[Collected data]

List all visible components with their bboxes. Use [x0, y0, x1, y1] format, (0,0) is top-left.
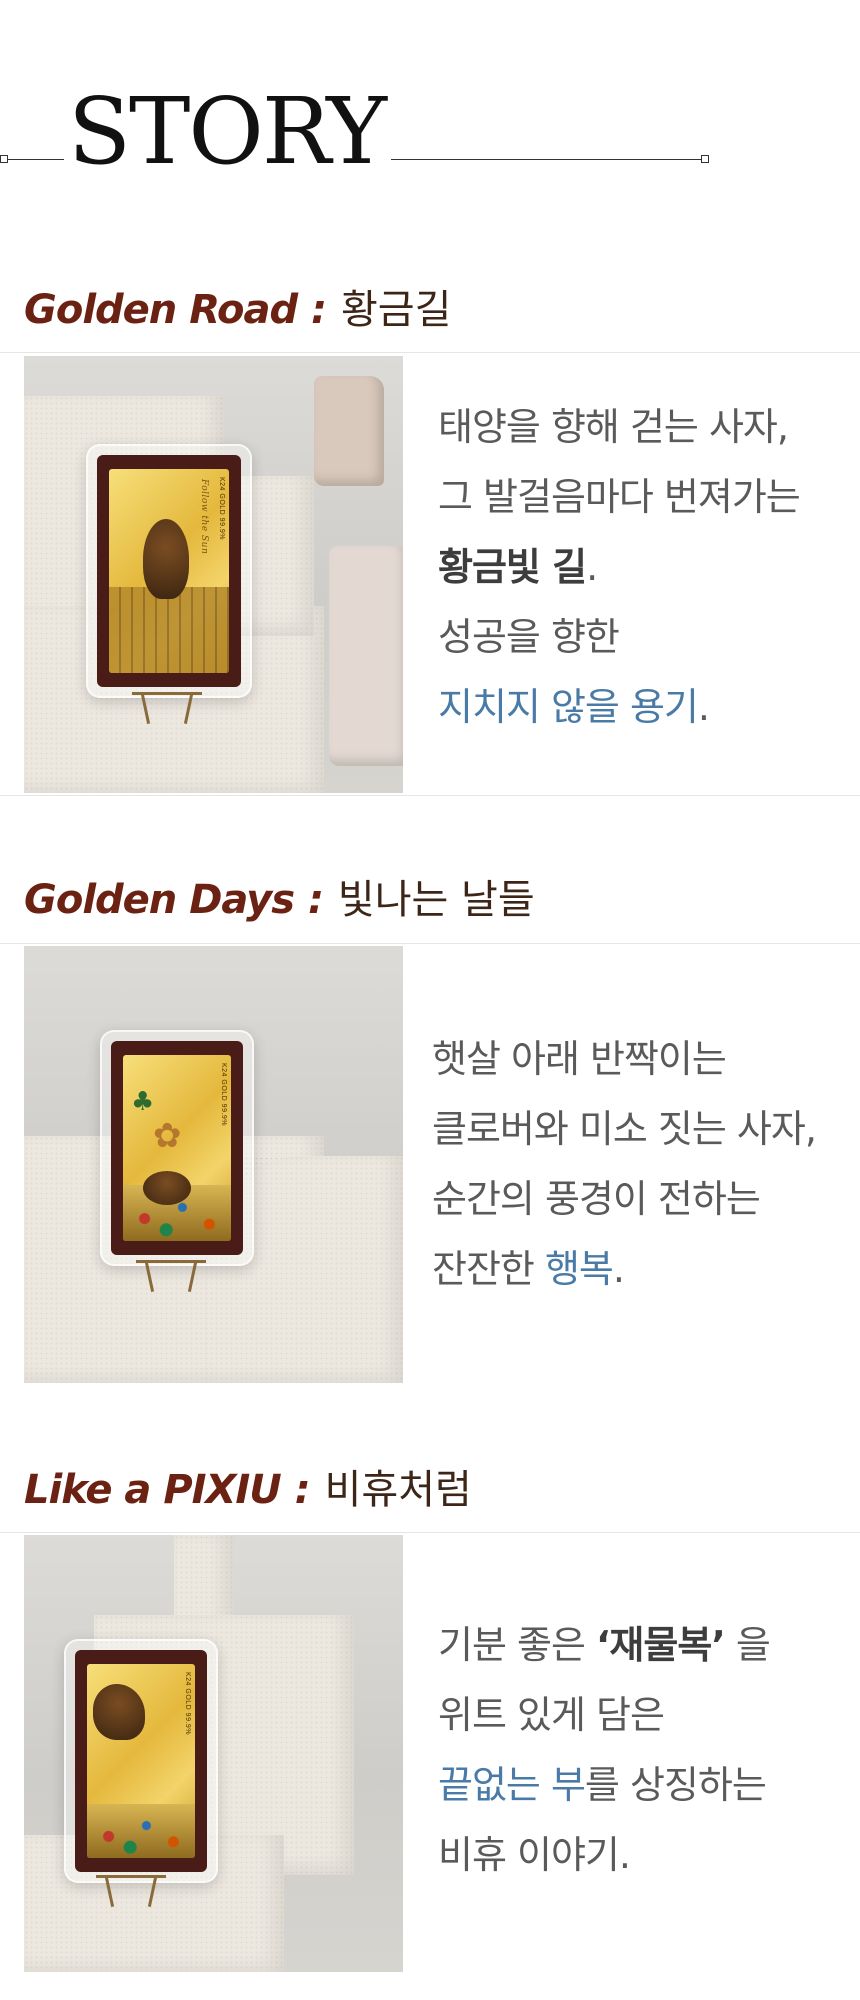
section-title-golden-days: Golden Days : 빛나는 날들 — [24, 872, 535, 928]
product-photo-golden-days: ♣ ✿ K24 GOLD 99.9% — [24, 946, 403, 1383]
section-title-en: Golden Days — [24, 877, 295, 923]
card-stamp: K24 GOLD 99.9% — [220, 1063, 227, 1127]
story-line: 지치지 않을 용기. — [438, 672, 800, 742]
card-stand — [136, 1260, 206, 1292]
section-divider — [0, 795, 860, 796]
story-text: 잔잔한 — [432, 1247, 545, 1291]
section-title-golden-road: Golden Road : 황금길 — [24, 282, 451, 338]
gold-card-case: ♣ ✿ K24 GOLD 99.9% — [100, 1030, 254, 1266]
story-line: 잔잔한 행복. — [432, 1234, 816, 1304]
story-line: 태양을 향해 걷는 사자, — [438, 405, 789, 449]
story-line: 기분 좋은 ‘재물복’ 을 — [438, 1610, 771, 1680]
highlight-text: 지치지 않을 용기 — [438, 685, 699, 729]
story-line: 끝없는 부를 상징하는 — [438, 1750, 770, 1820]
story-line: 햇살 아래 반짝이는 — [432, 1037, 727, 1081]
punctuation: . — [697, 685, 710, 729]
stone-decor — [329, 546, 403, 766]
rule-endpoint-right — [701, 155, 709, 163]
section-title-like-a-pixiu: Like a PIXIU : 비휴처럼 — [24, 1462, 472, 1518]
gold-card-case: K24 GOLD 99.9% Follow the Sun — [86, 444, 252, 698]
gold-card: ♣ ✿ K24 GOLD 99.9% — [111, 1041, 243, 1255]
product-photo-golden-road: K24 GOLD 99.9% Follow the Sun — [24, 356, 403, 793]
story-line: 순간의 풍경이 전하는 — [432, 1177, 761, 1221]
story-line: 황금빛 길. — [438, 532, 800, 602]
section-title-colon: : — [280, 1467, 325, 1513]
highlight-text: 행복 — [544, 1247, 614, 1291]
story-line: 클로버와 미소 짓는 사자, — [432, 1107, 817, 1151]
product-photo-like-a-pixiu: K24 GOLD 99.9% — [24, 1535, 403, 1972]
gold-card-case: K24 GOLD 99.9% — [64, 1639, 218, 1883]
card-stamp: K24 GOLD 99.9% — [218, 477, 225, 541]
story-header: STORY — [0, 0, 860, 200]
section-title-colon: : — [294, 877, 338, 923]
clover-motif: ♣ — [131, 1087, 155, 1117]
stone-decor — [314, 376, 384, 486]
page-title: STORY — [64, 82, 391, 182]
card-stamp: K24 GOLD 99.9% — [184, 1672, 191, 1736]
section-title-ko: 비휴처럼 — [324, 1467, 472, 1513]
golden-road-motif — [109, 587, 229, 673]
story-text: 기분 좋은 — [438, 1623, 596, 1667]
section-title-ko: 빛나는 날들 — [337, 877, 535, 923]
story-line: 위트 있게 담은 — [438, 1693, 665, 1737]
section-divider — [0, 352, 860, 353]
section-title-en: Like a PIXIU — [24, 1467, 282, 1513]
story-text-like-a-pixiu: 기분 좋은 ‘재물복’ 을 위트 있게 담은 끝없는 부를 상징하는 비휴 이야… — [438, 1610, 771, 1890]
story-text-golden-road: 태양을 향해 걷는 사자, 그 발걸음마다 번져가는 황금빛 길. 성공을 향한… — [438, 392, 801, 742]
story-text: 을 — [724, 1623, 771, 1667]
section-title-ko: 황금길 — [340, 287, 452, 333]
gold-plate: K24 GOLD 99.9% — [87, 1664, 195, 1858]
story-text-golden-days: 햇살 아래 반짝이는 클로버와 미소 짓는 사자, 순간의 풍경이 전하는 잔잔… — [432, 1024, 817, 1304]
gold-card: K24 GOLD 99.9% — [75, 1650, 207, 1872]
punctuation: . — [612, 1247, 625, 1291]
card-stand — [96, 1875, 166, 1907]
pixiu-motif — [93, 1684, 145, 1740]
section-title-en: Golden Road — [24, 287, 298, 333]
story-line: 비휴 이야기. — [438, 1833, 631, 1877]
story-text: 를 상징하는 — [584, 1763, 767, 1807]
gold-plate: K24 GOLD 99.9% Follow the Sun — [109, 469, 229, 673]
story-line: 그 발걸음마다 번져가는 — [438, 475, 801, 519]
punctuation: . — [586, 545, 598, 589]
highlight-text: 끝없는 부 — [438, 1763, 586, 1807]
emphasis-text: ‘재물복’ — [596, 1623, 726, 1667]
card-script: Follow the Sun — [199, 479, 209, 555]
story-line: 성공을 향한 — [438, 615, 620, 659]
section-title-colon: : — [297, 287, 341, 333]
meadow-motif — [87, 1803, 195, 1858]
lion-motif — [143, 519, 189, 599]
lion-motif — [143, 1171, 191, 1205]
section-divider — [0, 943, 860, 944]
gold-card: K24 GOLD 99.9% Follow the Sun — [97, 455, 241, 687]
section-divider — [0, 1532, 860, 1533]
rule-endpoint-left — [0, 155, 8, 163]
card-stand — [132, 692, 202, 724]
emphasis-text: 황금빛 길 — [438, 545, 587, 589]
gold-plate: ♣ ✿ K24 GOLD 99.9% — [123, 1055, 231, 1241]
flower-motif: ✿ — [153, 1116, 182, 1156]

* Description of the task
Copy these lines exactly as they stand, leaving out the pictures.

* Result for this task
List all visible components with their bboxes. Use [x0, y0, x1, y1] format, (0,0) is top-left.
section-title-golden-days: Golden Days : 빛나는 날들 — [24, 872, 535, 928]
product-photo-golden-days: ♣ ✿ K24 GOLD 99.9% — [24, 946, 403, 1383]
section-title-en: Golden Days — [24, 877, 295, 923]
card-stamp: K24 GOLD 99.9% — [220, 1063, 227, 1127]
story-line: 지치지 않을 용기. — [438, 672, 800, 742]
card-stand — [136, 1260, 206, 1292]
section-divider — [0, 795, 860, 796]
story-text: 잔잔한 — [432, 1247, 545, 1291]
section-title-golden-road: Golden Road : 황금길 — [24, 282, 451, 338]
gold-card-case: ♣ ✿ K24 GOLD 99.9% — [100, 1030, 254, 1266]
story-line: 잔잔한 행복. — [432, 1234, 816, 1304]
story-line: 태양을 향해 걷는 사자, — [438, 405, 789, 449]
story-line: 기분 좋은 ‘재물복’ 을 — [438, 1610, 771, 1680]
highlight-text: 지치지 않을 용기 — [438, 685, 699, 729]
story-line: 끝없는 부를 상징하는 — [438, 1750, 770, 1820]
story-line: 햇살 아래 반짝이는 — [432, 1037, 727, 1081]
punctuation: . — [697, 685, 710, 729]
stone-decor — [329, 546, 403, 766]
rule-endpoint-right — [701, 155, 709, 163]
section-title-like-a-pixiu: Like a PIXIU : 비휴처럼 — [24, 1462, 472, 1518]
gold-card-case: K24 GOLD 99.9% Follow the Sun — [86, 444, 252, 698]
gold-card: ♣ ✿ K24 GOLD 99.9% — [111, 1041, 243, 1255]
product-photo-golden-road: K24 GOLD 99.9% Follow the Sun — [24, 356, 403, 793]
story-line: 순간의 풍경이 전하는 — [432, 1177, 761, 1221]
story-line: 황금빛 길. — [438, 532, 800, 602]
section-title-colon: : — [280, 1467, 325, 1513]
highlight-text: 행복 — [544, 1247, 614, 1291]
story-line: 클로버와 미소 짓는 사자, — [432, 1107, 817, 1151]
product-photo-like-a-pixiu: K24 GOLD 99.9% — [24, 1535, 403, 1972]
gold-card-case: K24 GOLD 99.9% — [64, 1639, 218, 1883]
card-stamp: K24 GOLD 99.9% — [218, 477, 225, 541]
story-header: STORY — [0, 0, 860, 200]
section-title-colon: : — [294, 877, 338, 923]
clover-motif: ♣ — [131, 1087, 155, 1117]
stone-decor — [314, 376, 384, 486]
page-title: STORY — [64, 82, 391, 182]
card-stamp: K24 GOLD 99.9% — [184, 1672, 191, 1736]
section-title-ko: 비휴처럼 — [324, 1467, 472, 1513]
golden-road-motif — [109, 587, 229, 673]
story-text: 기분 좋은 — [438, 1623, 596, 1667]
section-title-ko: 빛나는 날들 — [337, 877, 535, 923]
story-line: 위트 있게 담은 — [438, 1693, 665, 1737]
section-divider — [0, 352, 860, 353]
section-title-en: Like a PIXIU — [24, 1467, 282, 1513]
story-text-like-a-pixiu: 기분 좋은 ‘재물복’ 을 위트 있게 담은 끝없는 부를 상징하는 비휴 이야… — [438, 1610, 771, 1890]
story-text-golden-road: 태양을 향해 걷는 사자, 그 발걸음마다 번져가는 황금빛 길. 성공을 향한… — [438, 392, 801, 742]
story-text: 을 — [724, 1623, 771, 1667]
section-title-ko: 황금길 — [340, 287, 452, 333]
gold-plate: K24 GOLD 99.9% — [87, 1664, 195, 1858]
story-text-golden-days: 햇살 아래 반짝이는 클로버와 미소 짓는 사자, 순간의 풍경이 전하는 잔잔… — [432, 1024, 817, 1304]
gold-card: K24 GOLD 99.9% — [75, 1650, 207, 1872]
punctuation: . — [612, 1247, 625, 1291]
card-stand — [96, 1875, 166, 1907]
pixiu-motif — [93, 1684, 145, 1740]
section-title-en: Golden Road — [24, 287, 298, 333]
story-line: 비휴 이야기. — [438, 1833, 631, 1877]
story-text: 를 상징하는 — [584, 1763, 767, 1807]
gold-plate: K24 GOLD 99.9% Follow the Sun — [109, 469, 229, 673]
story-line: 그 발걸음마다 번져가는 — [438, 475, 801, 519]
punctuation: . — [586, 545, 598, 589]
highlight-text: 끝없는 부 — [438, 1763, 586, 1807]
emphasis-text: ‘재물복’ — [596, 1623, 726, 1667]
card-script: Follow the Sun — [199, 479, 209, 555]
story-line: 성공을 향한 — [438, 615, 620, 659]
section-title-colon: : — [297, 287, 341, 333]
meadow-motif — [87, 1803, 195, 1858]
lion-motif — [143, 519, 189, 599]
lion-motif — [143, 1171, 191, 1205]
section-divider — [0, 943, 860, 944]
gold-card: K24 GOLD 99.9% Follow the Sun — [97, 455, 241, 687]
section-divider — [0, 1532, 860, 1533]
rule-endpoint-left — [0, 155, 8, 163]
card-stand — [132, 692, 202, 724]
emphasis-text: 황금빛 길 — [438, 545, 587, 589]
gold-plate: ♣ ✿ K24 GOLD 99.9% — [123, 1055, 231, 1241]
flower-motif: ✿ — [153, 1116, 182, 1156]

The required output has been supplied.